### Document excerpt

The question is when, not whether, Windows ships the seventh generation.

Study guide

Key terms

Primary token
The kernel-resident access token attached to every Windows process at creation; carries the user SID, group SIDs, an integrity-level SID in a SYSTEM_MANDATORY_LABEL_ACE inside the token's SACL, and a privilege set.
SID
Security Identifier; the variable-length structure that uniquely identifies a security principal in a Windows access decision.
AppContainer
The kernel sandbox shipped in Windows 8 (October 26, 2012) [@wiki-win8]; attaches an S-1-15-2 package SID to the access token and gates access through the intersection of user and package authority.
S4U2Self / S4U2Proxy
Microsoft's Kerberos Protocol Extensions that let a server obtain a service ticket on behalf of a user without that user's password; the act-on-behalf-of primitive on Windows.
Confused Deputy
Hardy 1988: a process holding authority from multiple sources cannot express which authority it is exercising for a given action; the structural lower bound on agent attribution.
Macaroon
A bearer credential constructed as a chained HMAC over caveats; any holder can derive a strictly weaker credential by appending a caveat without round-tripping the issuer.
DAA
Direct Anonymous Attestation; a TPM 2.0 protocol that lets a device prove membership in a privacy-preserving group without revealing the specific device identity.
WAM
Web Account Manager; the on-device OAuth token broker that ships with Windows and binds refresh tokens to the TPM.
Administrator Protection
The Windows 11 Insider feature (late 2025 onwards, not yet GA) that mints a separate logon session under a System-Managed Administrator Account for an elevation, gated by a Windows Hello gesture.
AATWG
FIDO Alliance Agentic Authentication Technical Working Group; launched April 28, 2026 with three pillars: Verifiable User Instructions, Agent Authentication, Trusted Delegation for Commerce.

### Task set
1. In the Windows security study guide, which key terms are abbreviations that their definitions spell out in full, and what does each stand for?
2. Continue the Windows security study guide from its last entry.

### Dataset excerpts
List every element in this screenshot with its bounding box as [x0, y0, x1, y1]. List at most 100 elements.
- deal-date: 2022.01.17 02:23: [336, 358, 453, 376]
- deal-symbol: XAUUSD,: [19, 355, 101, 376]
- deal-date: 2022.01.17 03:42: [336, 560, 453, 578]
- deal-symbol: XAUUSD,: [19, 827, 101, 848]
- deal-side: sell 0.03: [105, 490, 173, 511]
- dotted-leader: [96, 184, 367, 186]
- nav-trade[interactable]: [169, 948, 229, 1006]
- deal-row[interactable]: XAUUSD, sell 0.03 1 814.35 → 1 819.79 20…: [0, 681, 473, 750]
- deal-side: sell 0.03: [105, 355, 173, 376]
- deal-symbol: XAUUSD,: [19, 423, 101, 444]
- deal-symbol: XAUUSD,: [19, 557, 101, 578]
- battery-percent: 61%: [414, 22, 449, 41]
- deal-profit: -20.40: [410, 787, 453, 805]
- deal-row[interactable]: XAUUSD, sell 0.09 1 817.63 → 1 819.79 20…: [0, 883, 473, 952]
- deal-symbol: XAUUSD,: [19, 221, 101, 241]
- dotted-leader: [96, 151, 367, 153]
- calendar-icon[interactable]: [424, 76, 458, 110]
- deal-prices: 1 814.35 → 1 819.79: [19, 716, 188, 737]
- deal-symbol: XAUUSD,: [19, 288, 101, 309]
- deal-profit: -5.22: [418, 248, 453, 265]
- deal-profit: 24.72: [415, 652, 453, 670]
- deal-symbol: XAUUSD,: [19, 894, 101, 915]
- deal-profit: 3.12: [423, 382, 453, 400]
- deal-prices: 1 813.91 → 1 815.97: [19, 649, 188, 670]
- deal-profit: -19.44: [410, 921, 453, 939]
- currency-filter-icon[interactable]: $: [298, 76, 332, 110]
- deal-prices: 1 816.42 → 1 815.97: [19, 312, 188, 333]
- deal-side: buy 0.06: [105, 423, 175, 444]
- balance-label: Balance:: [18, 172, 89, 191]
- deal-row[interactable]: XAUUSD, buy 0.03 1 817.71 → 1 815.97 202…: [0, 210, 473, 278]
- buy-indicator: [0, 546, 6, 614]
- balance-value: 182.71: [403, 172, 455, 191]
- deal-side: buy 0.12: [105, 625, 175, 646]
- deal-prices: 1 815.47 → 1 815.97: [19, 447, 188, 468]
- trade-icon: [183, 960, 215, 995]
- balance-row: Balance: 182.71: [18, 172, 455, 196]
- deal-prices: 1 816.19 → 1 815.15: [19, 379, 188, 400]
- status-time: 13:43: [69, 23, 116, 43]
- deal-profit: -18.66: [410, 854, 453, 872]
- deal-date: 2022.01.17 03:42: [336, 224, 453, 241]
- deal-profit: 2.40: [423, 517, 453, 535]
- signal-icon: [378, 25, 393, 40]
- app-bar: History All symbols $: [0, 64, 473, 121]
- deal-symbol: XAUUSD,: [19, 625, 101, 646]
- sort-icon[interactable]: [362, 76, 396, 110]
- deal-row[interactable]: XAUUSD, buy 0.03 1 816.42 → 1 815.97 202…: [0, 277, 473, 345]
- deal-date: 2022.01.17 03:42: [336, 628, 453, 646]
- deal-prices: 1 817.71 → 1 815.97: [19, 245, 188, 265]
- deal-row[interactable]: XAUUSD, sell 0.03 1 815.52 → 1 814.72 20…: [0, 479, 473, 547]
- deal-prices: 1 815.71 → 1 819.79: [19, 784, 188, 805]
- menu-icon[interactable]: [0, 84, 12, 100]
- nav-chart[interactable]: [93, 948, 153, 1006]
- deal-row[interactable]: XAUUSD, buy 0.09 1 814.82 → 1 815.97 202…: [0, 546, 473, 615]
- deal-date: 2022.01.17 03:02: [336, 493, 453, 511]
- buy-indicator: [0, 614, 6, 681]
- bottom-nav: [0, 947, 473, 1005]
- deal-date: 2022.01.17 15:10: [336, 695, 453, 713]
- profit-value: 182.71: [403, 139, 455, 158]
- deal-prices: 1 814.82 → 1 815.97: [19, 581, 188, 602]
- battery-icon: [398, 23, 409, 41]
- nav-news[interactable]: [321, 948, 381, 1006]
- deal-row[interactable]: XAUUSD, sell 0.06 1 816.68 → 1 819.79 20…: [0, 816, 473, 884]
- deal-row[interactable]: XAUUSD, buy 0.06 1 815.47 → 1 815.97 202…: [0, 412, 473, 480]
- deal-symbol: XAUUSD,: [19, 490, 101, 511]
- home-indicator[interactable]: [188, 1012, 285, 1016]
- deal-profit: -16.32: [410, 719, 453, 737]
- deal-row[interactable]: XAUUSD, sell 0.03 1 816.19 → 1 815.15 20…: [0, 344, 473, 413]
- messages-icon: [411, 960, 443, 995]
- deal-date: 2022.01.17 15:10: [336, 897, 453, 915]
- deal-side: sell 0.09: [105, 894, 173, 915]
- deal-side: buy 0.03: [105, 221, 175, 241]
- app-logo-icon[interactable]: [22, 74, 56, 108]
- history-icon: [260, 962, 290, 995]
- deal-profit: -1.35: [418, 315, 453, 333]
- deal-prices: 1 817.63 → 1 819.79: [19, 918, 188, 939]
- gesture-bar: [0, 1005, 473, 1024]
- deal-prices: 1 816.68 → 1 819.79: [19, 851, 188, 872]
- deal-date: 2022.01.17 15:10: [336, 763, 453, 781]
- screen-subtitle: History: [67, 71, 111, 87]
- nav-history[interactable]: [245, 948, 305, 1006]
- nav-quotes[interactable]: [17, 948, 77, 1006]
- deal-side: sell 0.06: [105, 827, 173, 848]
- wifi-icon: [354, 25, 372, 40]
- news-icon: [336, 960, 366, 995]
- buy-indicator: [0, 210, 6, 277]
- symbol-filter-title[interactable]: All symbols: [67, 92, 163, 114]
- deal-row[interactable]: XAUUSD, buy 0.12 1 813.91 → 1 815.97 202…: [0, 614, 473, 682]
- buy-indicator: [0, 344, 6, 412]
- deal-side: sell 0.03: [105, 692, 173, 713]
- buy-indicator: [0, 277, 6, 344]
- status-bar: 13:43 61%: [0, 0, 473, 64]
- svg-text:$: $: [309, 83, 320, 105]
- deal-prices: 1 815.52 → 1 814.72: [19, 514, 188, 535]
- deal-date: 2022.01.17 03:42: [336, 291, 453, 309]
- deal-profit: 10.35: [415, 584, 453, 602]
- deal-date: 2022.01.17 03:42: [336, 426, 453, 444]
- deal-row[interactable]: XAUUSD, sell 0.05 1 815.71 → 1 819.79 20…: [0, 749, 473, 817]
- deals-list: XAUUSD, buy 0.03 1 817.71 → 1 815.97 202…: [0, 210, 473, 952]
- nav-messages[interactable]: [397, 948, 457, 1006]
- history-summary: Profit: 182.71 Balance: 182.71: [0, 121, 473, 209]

### Activity answers
1.
- SID: Security Identifier
- DAA: Direct Anonymous Attestation
- WAM: Web Account Manager
- AATWG: FIDO Alliance Agentic Authentication Technical Working Group

2.
Comprehension questions

  1. What is the primary structural reason a locally-installed AI agent on Windows in 2026 cannot be attributed separately from the logged-on user?

    Every process on Windows carries one primary token; the token's user SID is the runtime principal; the agent process inherits the user's primary token; SeAccessCheck, ETW, RPC ACLs, Defender, and on-device Conditional Access all read the user SID as the principal.

  2. Name the six shipped generations of Windows app identity and the generation that has not yet shipped.

    Gen 1 NT 3.1 primary token (1993); Gen 2 Authenticode (1996); Gen 3 SRP then AppLocker (2001, 2009); Gen 4 AppContainer + package SID (2012); Gen 5 App Control for Business (2017+); Gen 6 Administrator Protection (late 2025 Insider, not yet GA); Gen 7 AgentPrincipal (missing).

  3. Why does the AppContainer package SID not, by itself, constitute an agent principal?

    The package SID identifies a package, not an agent role; downstream consumers cannot distinguish 'this package SID is an AI agent on a separable principal' from 'this package SID is a UWP calculator'; Electron-wrapped agents do not get a package SID at all.

  4. What are the three pillars of the FIDO AATWG and what wire-format primitive does each carry?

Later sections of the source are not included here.